#### [Task brief]
Count every line in the data below where "title" occurs, then state that number and nothing more.

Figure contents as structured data
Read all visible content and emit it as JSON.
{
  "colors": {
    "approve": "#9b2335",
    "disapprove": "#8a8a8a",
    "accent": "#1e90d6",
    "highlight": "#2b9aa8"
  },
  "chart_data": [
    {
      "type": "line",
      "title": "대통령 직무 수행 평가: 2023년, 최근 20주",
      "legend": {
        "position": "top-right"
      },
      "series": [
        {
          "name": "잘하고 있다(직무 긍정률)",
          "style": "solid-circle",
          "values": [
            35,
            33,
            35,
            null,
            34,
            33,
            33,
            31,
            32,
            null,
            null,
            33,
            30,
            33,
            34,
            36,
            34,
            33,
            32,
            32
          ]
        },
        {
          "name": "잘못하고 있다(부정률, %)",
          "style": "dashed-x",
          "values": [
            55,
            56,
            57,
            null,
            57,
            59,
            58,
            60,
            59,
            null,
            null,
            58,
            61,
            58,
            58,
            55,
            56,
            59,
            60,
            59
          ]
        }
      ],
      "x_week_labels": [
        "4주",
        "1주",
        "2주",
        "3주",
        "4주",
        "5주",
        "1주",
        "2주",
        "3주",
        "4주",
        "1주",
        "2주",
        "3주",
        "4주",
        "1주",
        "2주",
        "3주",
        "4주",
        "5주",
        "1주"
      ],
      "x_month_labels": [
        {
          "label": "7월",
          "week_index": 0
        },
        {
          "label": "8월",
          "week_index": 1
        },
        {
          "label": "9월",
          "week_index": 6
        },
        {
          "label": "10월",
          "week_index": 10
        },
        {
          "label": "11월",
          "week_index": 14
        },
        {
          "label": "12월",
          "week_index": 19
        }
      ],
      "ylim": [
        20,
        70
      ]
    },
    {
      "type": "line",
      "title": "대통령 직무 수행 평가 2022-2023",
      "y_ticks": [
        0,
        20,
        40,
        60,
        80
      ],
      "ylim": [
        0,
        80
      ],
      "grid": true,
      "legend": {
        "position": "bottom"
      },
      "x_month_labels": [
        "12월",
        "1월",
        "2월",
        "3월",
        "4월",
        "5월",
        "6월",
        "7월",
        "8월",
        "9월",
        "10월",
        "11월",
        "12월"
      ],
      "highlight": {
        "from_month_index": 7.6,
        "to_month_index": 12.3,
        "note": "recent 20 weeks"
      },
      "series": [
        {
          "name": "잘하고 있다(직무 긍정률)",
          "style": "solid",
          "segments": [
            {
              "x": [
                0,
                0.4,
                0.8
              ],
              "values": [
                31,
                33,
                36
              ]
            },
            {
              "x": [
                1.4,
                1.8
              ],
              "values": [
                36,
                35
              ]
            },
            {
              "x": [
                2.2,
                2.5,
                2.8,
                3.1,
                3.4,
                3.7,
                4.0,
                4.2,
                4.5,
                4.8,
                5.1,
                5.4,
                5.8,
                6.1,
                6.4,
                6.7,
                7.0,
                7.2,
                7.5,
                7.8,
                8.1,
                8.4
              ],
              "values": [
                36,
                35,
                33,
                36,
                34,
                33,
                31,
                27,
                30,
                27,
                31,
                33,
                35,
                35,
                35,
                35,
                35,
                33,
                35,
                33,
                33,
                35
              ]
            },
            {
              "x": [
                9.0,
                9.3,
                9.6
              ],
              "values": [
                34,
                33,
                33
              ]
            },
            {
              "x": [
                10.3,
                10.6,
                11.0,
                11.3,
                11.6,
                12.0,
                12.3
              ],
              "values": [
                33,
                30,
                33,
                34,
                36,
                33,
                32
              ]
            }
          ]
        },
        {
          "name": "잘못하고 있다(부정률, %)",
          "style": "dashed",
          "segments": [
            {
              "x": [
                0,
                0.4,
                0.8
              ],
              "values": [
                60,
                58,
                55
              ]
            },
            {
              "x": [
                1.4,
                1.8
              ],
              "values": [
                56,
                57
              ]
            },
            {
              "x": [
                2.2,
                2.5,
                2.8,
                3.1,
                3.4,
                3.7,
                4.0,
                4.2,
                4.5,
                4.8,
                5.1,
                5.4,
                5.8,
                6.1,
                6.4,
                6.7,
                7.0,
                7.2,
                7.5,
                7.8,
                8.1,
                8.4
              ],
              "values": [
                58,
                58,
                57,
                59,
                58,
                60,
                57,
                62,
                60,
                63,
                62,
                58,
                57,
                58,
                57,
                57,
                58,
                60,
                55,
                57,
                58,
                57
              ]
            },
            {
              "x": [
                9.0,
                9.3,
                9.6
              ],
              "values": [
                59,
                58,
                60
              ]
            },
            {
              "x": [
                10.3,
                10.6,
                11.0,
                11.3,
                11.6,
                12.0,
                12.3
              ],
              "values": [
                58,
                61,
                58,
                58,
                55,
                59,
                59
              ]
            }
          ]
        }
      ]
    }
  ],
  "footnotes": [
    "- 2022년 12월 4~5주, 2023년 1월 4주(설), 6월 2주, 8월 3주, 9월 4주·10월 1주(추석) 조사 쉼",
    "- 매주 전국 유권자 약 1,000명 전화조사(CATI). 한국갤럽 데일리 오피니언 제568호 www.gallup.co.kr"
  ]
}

#### [Complete response]
2